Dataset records
********************

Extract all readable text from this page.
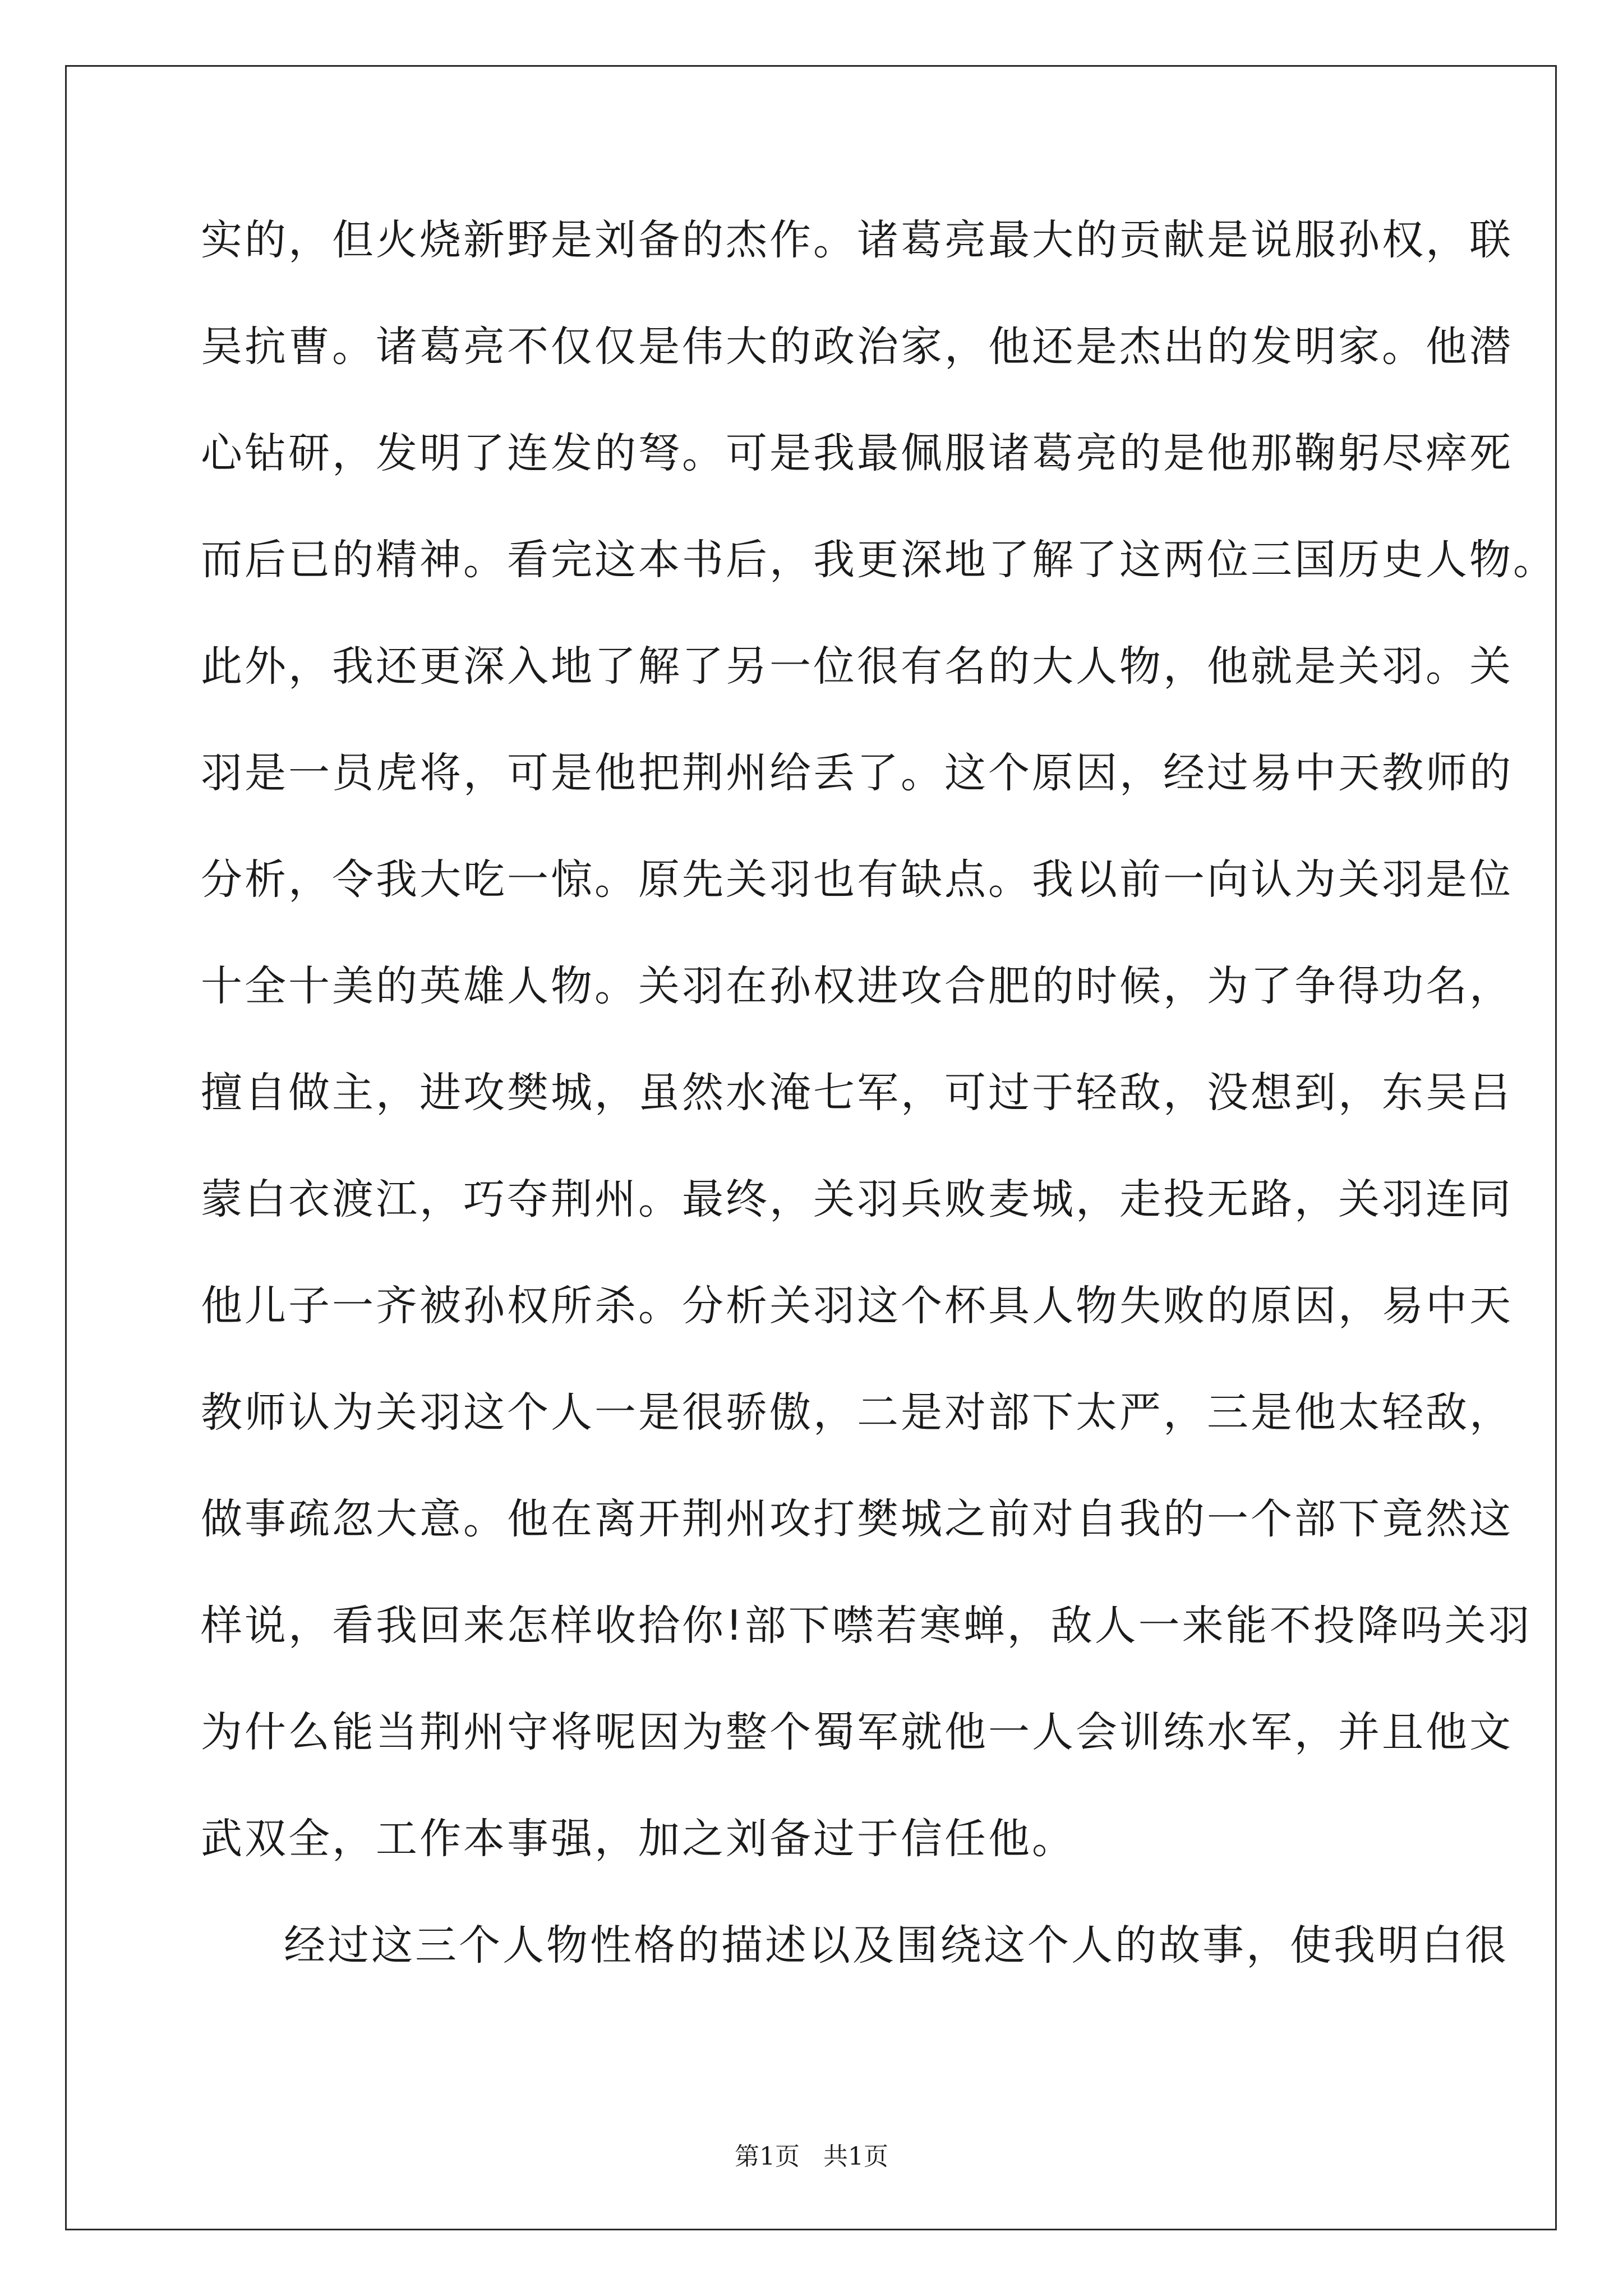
实的，但火烧新野是刘备的杰作。诸葛亮最大的贡献是说服孙权，联
吴抗曹。诸葛亮不仅仅是伟大的政治家，他还是杰出的发明家。他潜
心钻研，发明了连发的弩。可是我最佩服诸葛亮的是他那鞠躬尽瘁死
而后已的精神。看完这本书后，我更深地了解了这两位三国历史人物。
此外，我还更深入地了解了另一位很有名的大人物，他就是关羽。关
羽是一员虎将，可是他把荆州给丢了。这个原因，经过易中天教师的
分析，令我大吃一惊。原先关羽也有缺点。我以前一向认为关羽是位
十全十美的英雄人物。关羽在孙权进攻合肥的时候，为了争得功名，
擅自做主，进攻樊城，虽然水淹七军，可过于轻敌，没想到，东吴吕
蒙白衣渡江，巧夺荆州。最终，关羽兵败麦城，走投无路，关羽连同
他儿子一齐被孙权所杀。分析关羽这个杯具人物失败的原因，易中天
教师认为关羽这个人一是很骄傲，二是对部下太严，三是他太轻敌，
做事疏忽大意。他在离开荆州攻打樊城之前对自我的一个部下竟然这
样说，看我回来怎样收拾你!部下噤若寒蝉，敌人一来能不投降吗关羽
为什么能当荆州守将呢因为整个蜀军就他一人会训练水军，并且他文
武双全，工作本事强，加之刘备过于信任他。
经过这三个人物性格的描述以及围绕这个人的故事，使我明白很
第1页 共1页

********************

PROBLEM TO SOLVE:
Every line above should be repeated exactly; pictures stay out of the copy.

EXERCISE ANSWER:
Extract all readable text from this page.
实的，但火烧新野是刘备的杰作。诸葛亮最大的贡献是说服孙权，联
吴抗曹。诸葛亮不仅仅是伟大的政治家，他还是杰出的发明家。他潜
心钻研，发明了连发的弩。可是我最佩服诸葛亮的是他那鞠躬尽瘁死
而后已的精神。看完这本书后，我更深地了解了这两位三国历史人物。
此外，我还更深入地了解了另一位很有名的大人物，他就是关羽。关
羽是一员虎将，可是他把荆州给丢了。这个原因，经过易中天教师的
分析，令我大吃一惊。原先关羽也有缺点。我以前一向认为关羽是位
十全十美的英雄人物。关羽在孙权进攻合肥的时候，为了争得功名，
擅自做主，进攻樊城，虽然水淹七军，可过于轻敌，没想到，东吴吕
蒙白衣渡江，巧夺荆州。最终，关羽兵败麦城，走投无路，关羽连同
他儿子一齐被孙权所杀。分析关羽这个杯具人物失败的原因，易中天
教师认为关羽这个人一是很骄傲，二是对部下太严，三是他太轻敌，
做事疏忽大意。他在离开荆州攻打樊城之前对自我的一个部下竟然这
样说，看我回来怎样收拾你!部下噤若寒蝉，敌人一来能不投降吗关羽
为什么能当荆州守将呢因为整个蜀军就他一人会训练水军，并且他文
武双全，工作本事强，加之刘备过于信任他。
经过这三个人物性格的描述以及围绕这个人的故事，使我明白很
第1页 共1页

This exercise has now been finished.